- PETUNJUK TUGAS -
1 > Kutip secara persis bagian teks tanya jawab tentang keperawanan istri, mulai dari "Apakah saya berhak" sampai dengan "terdekatnya.".
2 > Bisakah Anda melanjutkan teks tanya jawab tentang keperawanan istri itu, dimulai setelah kalimat terakhir yang tercantum?

- TEKS YANG DIBERIKAN -
⁂

Dua orang suami menanyakan hal dibawah ini:
1. Saat malam pertama dengan istri, saya tidak mendapati
adanya darah yang menandakan bahwa istri saya masih perawan. Apa yang harus
saya lakukan, saya jadi ragu apakah istri saya masih perawan atau tidak sebelum
berhubungan dengan saya.
2. Istri saya mengakui bahwa dia pernah berzina sebelum
nikah, apa yg saya harus lakukan ustad ? Saya sakit setelah mendengar kabar
ini.
Apakah saya berhak mengambil mahar saya karena di akad nikah tertulis bahwa dia perawan tapi ternyata tidak. mohon jawabannya ustad.
***
Pertama, islam memotivasi kepada siapapun yang pernah
melakukan dosa terkait dengan hak Allah, agar merahasiakan dosa itu dan dia
selesaikan antara dia dengan Allah. Dia bertaubat menyesali perbuatannya, tanpa
harus menceritakan dosanya kepada siapapun. Termasuk kepada manusia
terdekatnya.

⁂

- ENTRI KUMPULAN DATA -
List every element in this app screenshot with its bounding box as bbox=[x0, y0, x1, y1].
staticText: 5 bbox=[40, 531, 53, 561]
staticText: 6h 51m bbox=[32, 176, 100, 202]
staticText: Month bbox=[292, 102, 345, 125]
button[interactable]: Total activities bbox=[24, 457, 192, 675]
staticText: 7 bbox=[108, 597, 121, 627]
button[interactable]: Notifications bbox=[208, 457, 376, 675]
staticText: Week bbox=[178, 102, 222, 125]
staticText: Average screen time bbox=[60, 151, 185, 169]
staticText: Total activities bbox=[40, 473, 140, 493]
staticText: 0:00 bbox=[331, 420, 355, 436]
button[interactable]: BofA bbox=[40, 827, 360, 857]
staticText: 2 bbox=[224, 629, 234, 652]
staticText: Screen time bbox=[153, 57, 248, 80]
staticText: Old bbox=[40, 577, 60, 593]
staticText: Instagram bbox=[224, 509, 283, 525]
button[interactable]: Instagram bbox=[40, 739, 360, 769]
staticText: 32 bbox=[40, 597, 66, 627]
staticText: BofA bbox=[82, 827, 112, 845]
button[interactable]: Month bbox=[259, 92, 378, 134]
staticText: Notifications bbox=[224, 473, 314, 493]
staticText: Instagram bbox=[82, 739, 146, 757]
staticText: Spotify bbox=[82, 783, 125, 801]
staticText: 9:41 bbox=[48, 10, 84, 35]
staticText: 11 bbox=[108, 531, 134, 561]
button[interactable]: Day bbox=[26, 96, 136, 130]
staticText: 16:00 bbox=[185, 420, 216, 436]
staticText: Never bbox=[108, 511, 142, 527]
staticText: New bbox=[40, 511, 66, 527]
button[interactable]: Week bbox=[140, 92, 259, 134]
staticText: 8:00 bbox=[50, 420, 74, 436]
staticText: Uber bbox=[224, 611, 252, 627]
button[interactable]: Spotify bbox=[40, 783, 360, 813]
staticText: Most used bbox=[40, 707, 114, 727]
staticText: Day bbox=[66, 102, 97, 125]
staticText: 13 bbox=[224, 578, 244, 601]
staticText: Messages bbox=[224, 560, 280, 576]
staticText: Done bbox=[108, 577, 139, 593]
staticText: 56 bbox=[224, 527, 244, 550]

⁂

- JAWABAN TUGAS -
1 >
Apakah saya berhak mengambil mahar saya karena di akad nikah tertulis bahwa dia perawan tapi ternyata tidak. mohon jawabannya ustad.
***
Pertama, islam memotivasi kepada siapapun yang pernah
melakukan dosa terkait dengan hak Allah, agar merahasiakan dosa itu dan dia
selesaikan antara dia dengan Allah. Dia bertaubat menyesali perbuatannya, tanpa
harus menceritakan dosanya kepada siapapun. Termasuk kepada manusia
terdekatnya.

2 >
Rasulullah shallallahu ‘alaihi wa sallam menasehatkan,
مَنْ أَصَابَ مِنْ هَذِهِ الْقَاذُورَاتِ
شَيْئًا فَلْيَسْتَتِرْ بِسِتْرِ اللَّهِ
“Siapa yang tertimpa musibah maksiat dengan melakukan
perbuatan semacam ini (perbuatan zina), hendaknya dia menyembunyikannya, dengan
kerahasiaan yang Allah berikan.” (HR. Malik dalam
Al-Muwatha’, 3048 dan al-Baihaqi dalam Sunan as-Sughra, 2719).
Karena yang lebih penting dalam pelanggaran ini,
bagaimana dia segera bertaubat dan memperbaiki diri, tanpa harus mempermalukan
dirinya di hadapan orang lain. karena ini justru menjadi masalah baru.
Kemudian, kondisi tidak keluarnya darah pada awal
hubungan suami istri terkadang memang dipermasalahkan sebagian orang yang tidak
mengerti mengenai anatomi selaput dara itu sendiri. Selaput dara atau hymen
merupakan jaringan selaput tipis yang memiliki pembuluh darah kecil di
dalamnya, terletak di jalan masuk vagina, dengan bentuk yang beragam, ada yang
menyerupai bulan sabit, ada yang membulat, bahkan ada yang berlubang-lubang.
Terkadang seseorang bahkan dengan jaringan hymen yang sangat sedikit atau
bahkan tanpa hymen sama sekali.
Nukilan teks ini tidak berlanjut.